→ Extracted data entries
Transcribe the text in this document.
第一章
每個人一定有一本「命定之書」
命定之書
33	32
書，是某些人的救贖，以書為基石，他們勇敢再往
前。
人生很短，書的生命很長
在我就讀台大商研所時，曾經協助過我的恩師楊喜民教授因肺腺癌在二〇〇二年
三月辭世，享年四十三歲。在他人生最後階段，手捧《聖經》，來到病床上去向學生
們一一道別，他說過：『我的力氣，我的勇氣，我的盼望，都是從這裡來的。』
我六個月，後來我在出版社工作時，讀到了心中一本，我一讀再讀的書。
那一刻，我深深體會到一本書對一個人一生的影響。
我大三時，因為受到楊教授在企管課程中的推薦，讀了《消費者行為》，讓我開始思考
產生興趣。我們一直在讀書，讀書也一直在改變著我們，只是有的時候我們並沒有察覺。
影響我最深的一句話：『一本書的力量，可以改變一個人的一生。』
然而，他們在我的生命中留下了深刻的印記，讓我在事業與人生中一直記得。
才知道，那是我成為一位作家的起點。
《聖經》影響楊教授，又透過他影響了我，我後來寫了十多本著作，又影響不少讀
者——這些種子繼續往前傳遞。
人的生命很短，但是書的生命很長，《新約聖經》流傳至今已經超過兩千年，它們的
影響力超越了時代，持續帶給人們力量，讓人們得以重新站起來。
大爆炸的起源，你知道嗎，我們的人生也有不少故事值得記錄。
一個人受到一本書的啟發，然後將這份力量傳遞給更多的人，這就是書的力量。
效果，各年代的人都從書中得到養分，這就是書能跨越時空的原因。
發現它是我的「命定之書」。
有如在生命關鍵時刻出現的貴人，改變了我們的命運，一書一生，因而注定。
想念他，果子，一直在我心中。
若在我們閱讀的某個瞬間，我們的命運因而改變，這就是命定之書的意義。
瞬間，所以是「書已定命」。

→ REQUEST
Each line of the listing should be echoed back exactly.

→ SOLUTION TO THIS PROBLEM
Transcribe the text in this document.
第一章
每個人一定有一本「命定之書」
命定之書
33	32
書，是某些人的救贖，以書為基石，他們勇敢再往
前。
人生很短，書的生命很長
在我就讀台大商研所時，曾經協助過我的恩師楊喜民教授因肺腺癌在二〇〇二年
三月辭世，享年四十三歲。在他人生最後階段，手捧《聖經》，來到病床上去向學生
們一一道別，他說過：『我的力氣，我的勇氣，我的盼望，都是從這裡來的。』
我六個月，後來我在出版社工作時，讀到了心中一本，我一讀再讀的書。
那一刻，我深深體會到一本書對一個人一生的影響。
我大三時，因為受到楊教授在企管課程中的推薦，讀了《消費者行為》，讓我開始思考
產生興趣。我們一直在讀書，讀書也一直在改變著我們，只是有的時候我們並沒有察覺。
影響我最深的一句話：『一本書的力量，可以改變一個人的一生。』
然而，他們在我的生命中留下了深刻的印記，讓我在事業與人生中一直記得。
才知道，那是我成為一位作家的起點。
《聖經》影響楊教授，又透過他影響了我，我後來寫了十多本著作，又影響不少讀
者——這些種子繼續往前傳遞。
人的生命很短，但是書的生命很長，《新約聖經》流傳至今已經超過兩千年，它們的
影響力超越了時代，持續帶給人們力量，讓人們得以重新站起來。
大爆炸的起源，你知道嗎，我們的人生也有不少故事值得記錄。
一個人受到一本書的啟發，然後將這份力量傳遞給更多的人，這就是書的力量。
效果，各年代的人都從書中得到養分，這就是書能跨越時空的原因。
發現它是我的「命定之書」。
有如在生命關鍵時刻出現的貴人，改變了我們的命運，一書一生，因而注定。
想念他，果子，一直在我心中。
若在我們閱讀的某個瞬間，我們的命運因而改變，這就是命定之書的意義。
瞬間，所以是「書已定命」。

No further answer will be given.